──────── RECORDED DATA

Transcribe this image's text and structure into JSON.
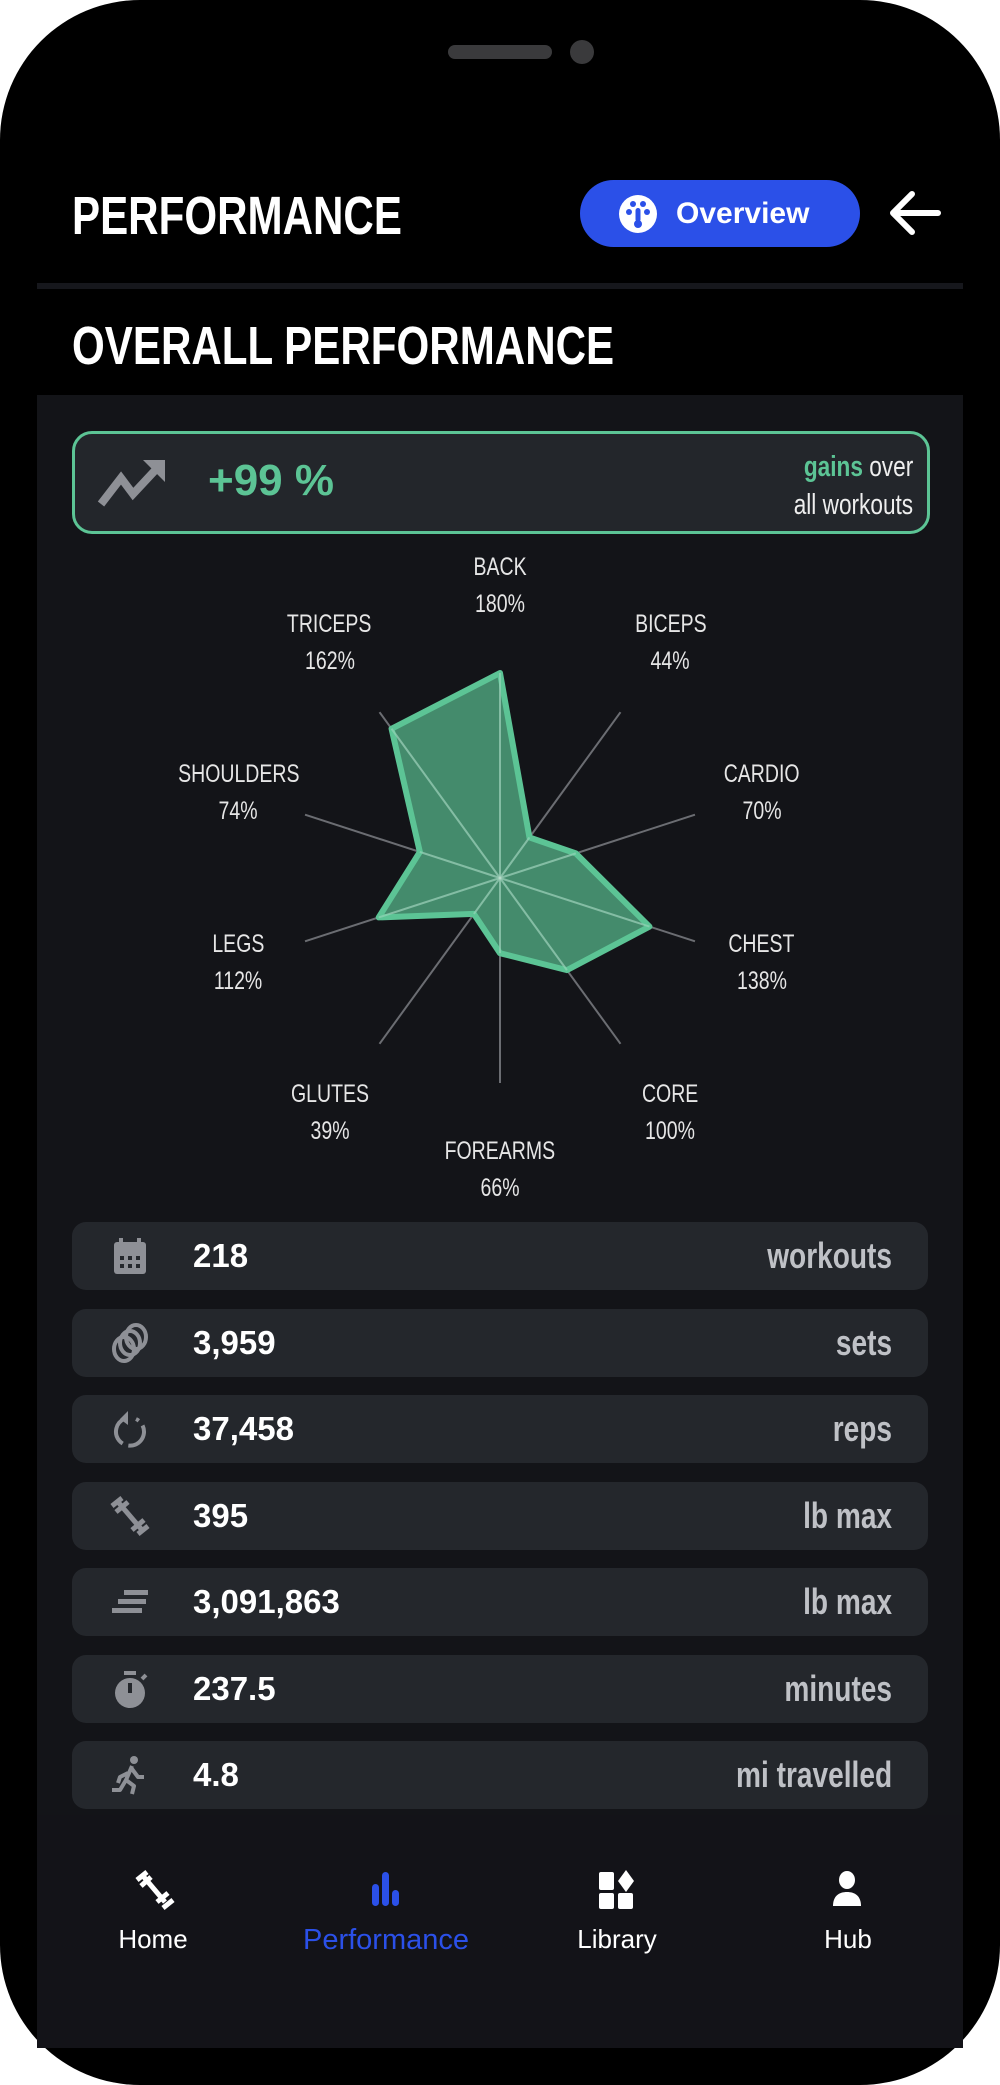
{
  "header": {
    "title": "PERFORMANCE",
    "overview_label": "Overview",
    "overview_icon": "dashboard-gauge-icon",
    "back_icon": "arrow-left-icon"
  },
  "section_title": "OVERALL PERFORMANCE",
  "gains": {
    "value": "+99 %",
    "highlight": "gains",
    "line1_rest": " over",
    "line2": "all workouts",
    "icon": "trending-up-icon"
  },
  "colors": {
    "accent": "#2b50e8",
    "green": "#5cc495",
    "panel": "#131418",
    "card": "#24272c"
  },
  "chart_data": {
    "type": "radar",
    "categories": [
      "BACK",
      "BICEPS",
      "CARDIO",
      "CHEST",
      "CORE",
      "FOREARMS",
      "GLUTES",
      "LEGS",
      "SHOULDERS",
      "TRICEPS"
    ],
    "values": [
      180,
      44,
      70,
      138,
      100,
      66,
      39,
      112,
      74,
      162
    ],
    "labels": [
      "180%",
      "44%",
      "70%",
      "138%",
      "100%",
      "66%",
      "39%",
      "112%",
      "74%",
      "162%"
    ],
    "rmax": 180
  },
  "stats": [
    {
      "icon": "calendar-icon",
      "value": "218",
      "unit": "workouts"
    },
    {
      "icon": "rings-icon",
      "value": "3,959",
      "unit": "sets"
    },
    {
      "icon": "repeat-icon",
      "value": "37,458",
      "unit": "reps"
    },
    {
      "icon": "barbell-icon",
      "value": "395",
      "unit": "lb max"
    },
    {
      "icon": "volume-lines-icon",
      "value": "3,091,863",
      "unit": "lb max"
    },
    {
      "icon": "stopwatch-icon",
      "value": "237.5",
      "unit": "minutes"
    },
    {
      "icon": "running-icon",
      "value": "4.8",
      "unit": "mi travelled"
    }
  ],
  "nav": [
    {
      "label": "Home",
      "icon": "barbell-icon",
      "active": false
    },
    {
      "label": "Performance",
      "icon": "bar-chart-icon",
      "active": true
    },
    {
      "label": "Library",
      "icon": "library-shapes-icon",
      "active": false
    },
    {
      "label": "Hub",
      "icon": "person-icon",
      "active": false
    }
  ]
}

────────────────

TASK PROMPT:
Your task is to copy the entries in full and exactly, without any images.

CORRECT RESULT:
Transcribe this image's text and structure into JSON.
{
  "header": {
    "title": "PERFORMANCE",
    "overview_label": "Overview",
    "overview_icon": "dashboard-gauge-icon",
    "back_icon": "arrow-left-icon"
  },
  "section_title": "OVERALL PERFORMANCE",
  "gains": {
    "value": "+99 %",
    "highlight": "gains",
    "line1_rest": " over",
    "line2": "all workouts",
    "icon": "trending-up-icon"
  },
  "colors": {
    "accent": "#2b50e8",
    "green": "#5cc495",
    "panel": "#131418",
    "card": "#24272c"
  },
  "chart_data": {
    "type": "radar",
    "categories": [
      "BACK",
      "BICEPS",
      "CARDIO",
      "CHEST",
      "CORE",
      "FOREARMS",
      "GLUTES",
      "LEGS",
      "SHOULDERS",
      "TRICEPS"
    ],
    "values": [
      180,
      44,
      70,
      138,
      100,
      66,
      39,
      112,
      74,
      162
    ],
    "labels": [
      "180%",
      "44%",
      "70%",
      "138%",
      "100%",
      "66%",
      "39%",
      "112%",
      "74%",
      "162%"
    ],
    "rmax": 180
  },
  "stats": [
    {
      "icon": "calendar-icon",
      "value": "218",
      "unit": "workouts"
    },
    {
      "icon": "rings-icon",
      "value": "3,959",
      "unit": "sets"
    },
    {
      "icon": "repeat-icon",
      "value": "37,458",
      "unit": "reps"
    },
    {
      "icon": "barbell-icon",
      "value": "395",
      "unit": "lb max"
    },
    {
      "icon": "volume-lines-icon",
      "value": "3,091,863",
      "unit": "lb max"
    },
    {
      "icon": "stopwatch-icon",
      "value": "237.5",
      "unit": "minutes"
    },
    {
      "icon": "running-icon",
      "value": "4.8",
      "unit": "mi travelled"
    }
  ],
  "nav": [
    {
      "label": "Home",
      "icon": "barbell-icon",
      "active": false
    },
    {
      "label": "Performance",
      "icon": "bar-chart-icon",
      "active": true
    },
    {
      "label": "Library",
      "icon": "library-shapes-icon",
      "active": false
    },
    {
      "label": "Hub",
      "icon": "person-icon",
      "active": false
    }
  ]
}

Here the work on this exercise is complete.